**Stated problem**.
Output every line exactly as written. Leave out pictures.

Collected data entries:
━━━━━━━━━━━━━━━━

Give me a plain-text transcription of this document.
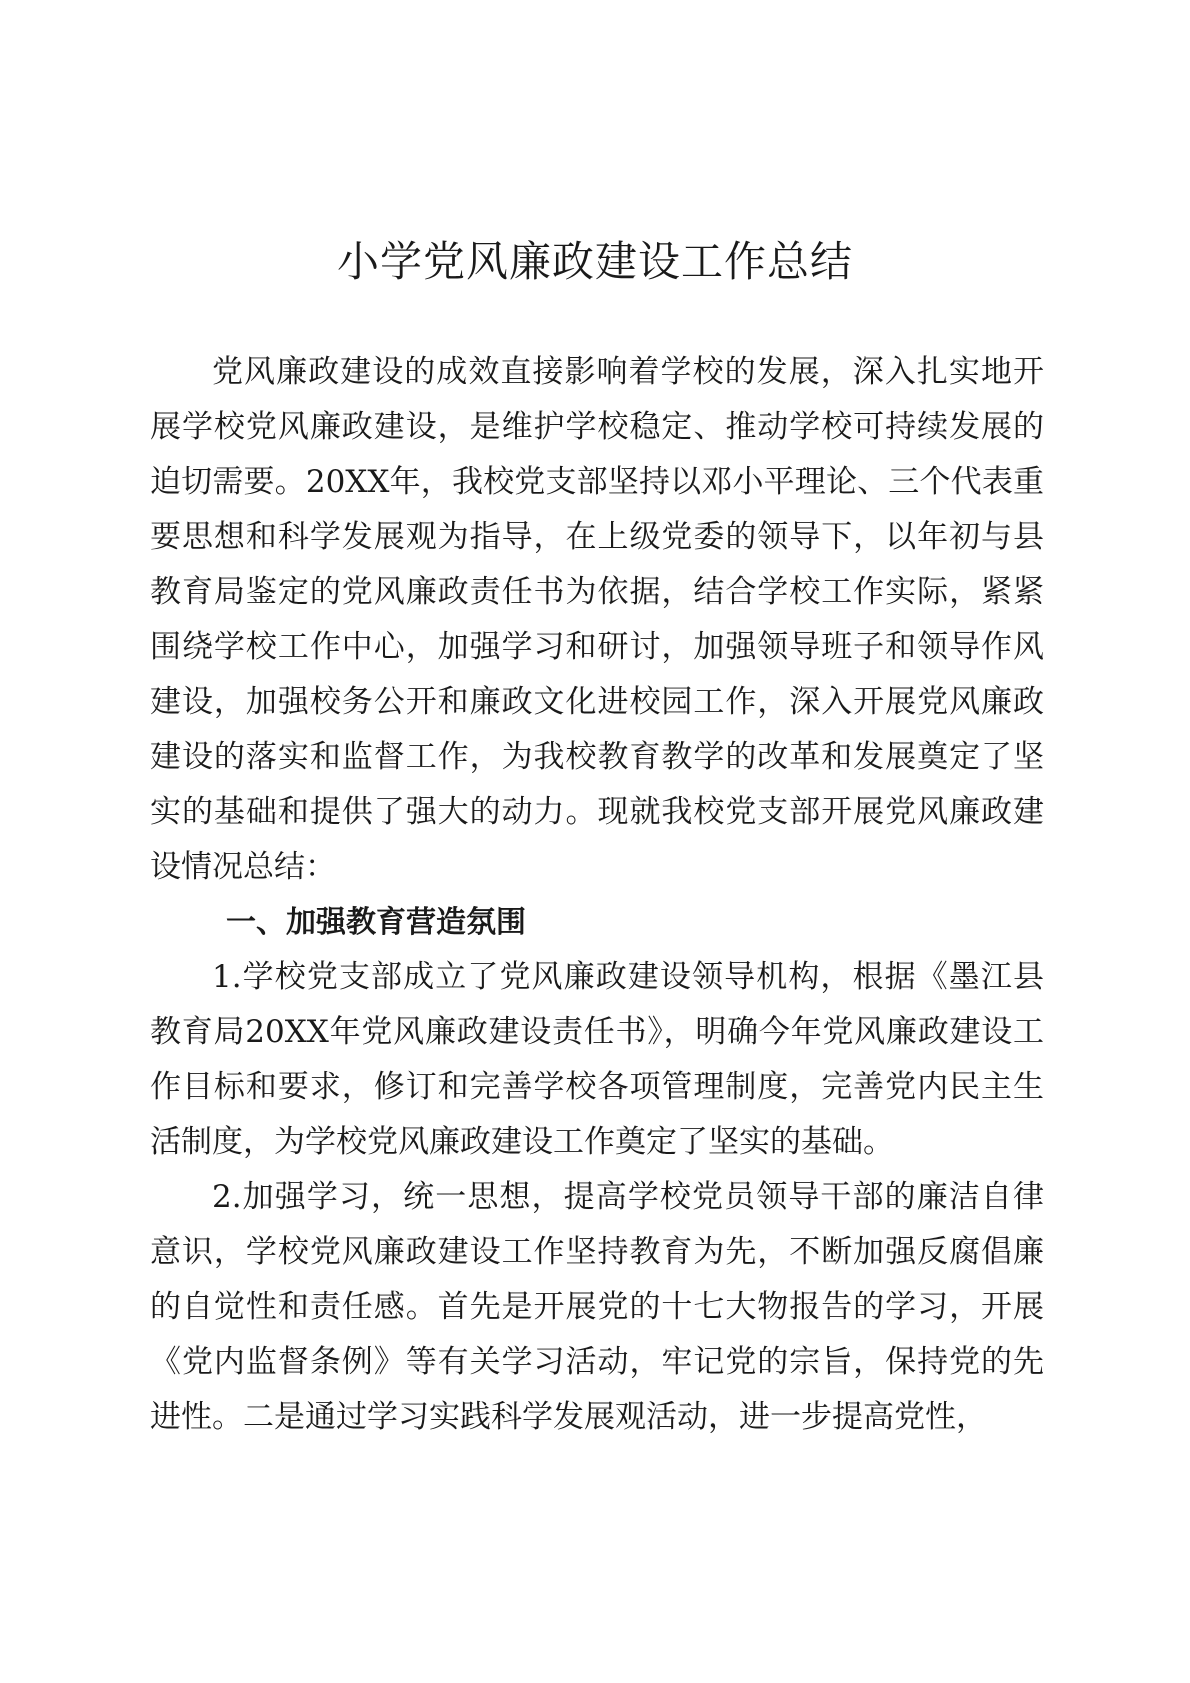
小学党风廉政建设工作总结

党风廉政建设的成效直接影响着学校的发展，深入扎实地开展学校党风廉政建设，是维护学校稳定、推动学校可持续发展的迫切需要。20XX年，我校党支部坚持以邓小平理论、三个代表重要思想和科学发展观为指导，在上级党委的领导下，以年初与县教育局鉴定的党风廉政责任书为依据，结合学校工作实际，紧紧围绕学校工作中心，加强学习和研讨，加强领导班子和领导作风建设，加强校务公开和廉政文化进校园工作，深入开展党风廉政建设的落实和监督工作，为我校教育教学的改革和发展奠定了坚实的基础和提供了强大的动力。现就我校党支部开展党风廉政建设情况总结：

一、加强教育营造氛围

1.学校党支部成立了党风廉政建设领导机构，根据《墨江县教育局20XX年党风廉政建设责任书》，明确今年党风廉政建设工作目标和要求，修订和完善学校各项管理制度，完善党内民主生活制度，为学校党风廉政建设工作奠定了坚实的基础。

2.加强学习，统一思想，提高学校党员领导干部的廉洁自律意识，学校党风廉政建设工作坚持教育为先，不断加强反腐倡廉的自觉性和责任感。首先是开展党的十七大物报告的学习，开展《党内监督条例》等有关学习活动，牢记党的宗旨，保持党的先进性。二是通过学习实践科学发展观活动，进一步提高党性，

━━━━━━━━━━━━━━━━

**Written solution**.
Give me a plain-text transcription of this document.
小学党风廉政建设工作总结

党风廉政建设的成效直接影响着学校的发展，深入扎实地开展学校党风廉政建设，是维护学校稳定、推动学校可持续发展的迫切需要。20XX年，我校党支部坚持以邓小平理论、三个代表重要思想和科学发展观为指导，在上级党委的领导下，以年初与县教育局鉴定的党风廉政责任书为依据，结合学校工作实际，紧紧围绕学校工作中心，加强学习和研讨，加强领导班子和领导作风建设，加强校务公开和廉政文化进校园工作，深入开展党风廉政建设的落实和监督工作，为我校教育教学的改革和发展奠定了坚实的基础和提供了强大的动力。现就我校党支部开展党风廉政建设情况总结：

一、加强教育营造氛围

1.学校党支部成立了党风廉政建设领导机构，根据《墨江县教育局20XX年党风廉政建设责任书》，明确今年党风廉政建设工作目标和要求，修订和完善学校各项管理制度，完善党内民主生活制度，为学校党风廉政建设工作奠定了坚实的基础。

2.加强学习，统一思想，提高学校党员领导干部的廉洁自律意识，学校党风廉政建设工作坚持教育为先，不断加强反腐倡廉的自觉性和责任感。首先是开展党的十七大物报告的学习，开展《党内监督条例》等有关学习活动，牢记党的宗旨，保持党的先进性。二是通过学习实践科学发展观活动，进一步提高党性，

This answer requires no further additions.